Selected text:
::::::::

The strategists of big business have to calculate whether it may not even be better if the economic situation continues to improve in 1969-70 to have a new Labour government rather than a Conservative one. A Wilson-Jenkins “miracle” in the economic field, with secondary concessions to the working class, would, under these conditions, be better than a Tory government faced with a radicalised and united and embattled working class. Thus they are preparing to refurbish the image of Wilson as a national leader. If the economy should continue to ascend, they would prefer a Labour government to hold down the developing industrial militancy of the organised workers.

The Labour government, without a real economic slump as in 1929-31, is as yet not “exposed” to the organised masses in the labour movement—not even completely to the active sections. It depends on the events of the next 18 months to 2 years for the bourgeoisie, or rather its strategists, to decide on their tactics. What is clear is that they prefer to be “kind” to the leaders of the Labour government, through the mass media, thus showing that for the period of the life of the Labour government, they have accepted Wilson as the best Labour leader they have got.

It has always been necessary to understand the limitations of conferences, whose decisions are distorted by a measure of selected and slanted publicity given to its decisions. The broad masses and the active workers in the constituencies, the housewives and working people, have not got the time to follow in detail the processes and decisions of conference. Even the delegates at the conference are not completely clear as to the processes taking place.

Nevertheless, with all these limitations, the 3 million votes cast for the resolution from Liverpool of the Marxist left at the 1968 Conference, represents a modest success for the methods of Marxism, which has always tried uncompromisingly to put forward the issues in a clear fashion in the trade union branches, the CLPs, in the factories and among the youth.

One resolution, however, does not make a tendency, and while, undoubtedly, both within the trade union delegations and within the CLP delegations, there was a profound disquiet and uneasiness among the delegates, reflecting similar processes in the masses, there was not a sure and certain left current of thought. The basic impression left by the conference was that of confusion in the minds of the delegates as to where they were going. On the one hand, they know what they do not want—the policies of the present administration; and they vaguely desire socialist policies. But what to do is not yet clear to them.

Yet in many areas discontent is already beginning to be expressed. Many rank-and-filers in the CLPs and the trade union branches are looking for a way forward. Here and there even ultra-left ideas will be expressed as a gesture of despair. All these are portents of the coming developments in the movement. The so-called “lefts” are completely blind, and incapable of giving an impetus to the movement. On the contrary, their programme is the backward looking one of going “forward” to the ineffective programme of Wilson of 1964. Their criticism of the leadership is that they did not carry out this programme. Apart from the purely reformist character of the programme, it was sheer utopianism to expect that in the situation of British capitalism they could implement it. Wilson and the other leaders did not abandon the programme out of wickedness, but because the programme was utopian under present day conditions.

::::::::

Complete the following:
**a)** Answer each question about the text on the Labour government in a line of its own, marked as the question is.
(i) How many votes were cast for the resolution from Liverpool at the 1968 Conference?
(ii) Which years of real economic slump does the text name?
(iii) Whose 1964 programme do the so-called "lefts" want to go "forward" to?
**b)** Reproduce the part of the text on the Labour government starting at "Nevertheless, with all" and ending at "among the youth.".
The lines placed after this text can be left aside.

Raw data:
::::::::

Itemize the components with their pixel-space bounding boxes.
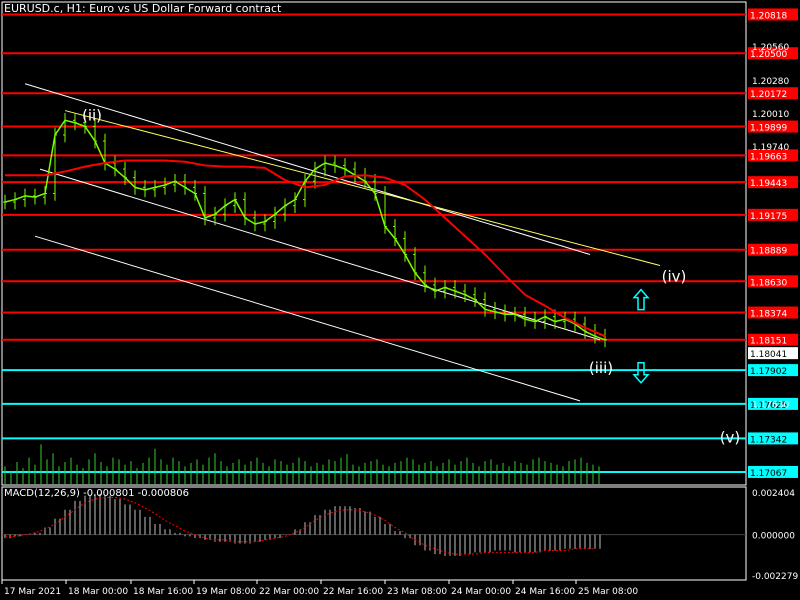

::::::::

Results in order:
**a)**
(i) 3 million
(ii) 1929-31
(iii) Wilson's

**b)**
Nevertheless, with all these limitations, the 3 million votes cast for the resolution from Liverpool of the Marxist left at the 1968 Conference, represents a modest success for the methods of Marxism, which has always tried uncompromisingly to put forward the issues in a clear fashion in the trade union branches, the CLPs, in the factories and among the youth.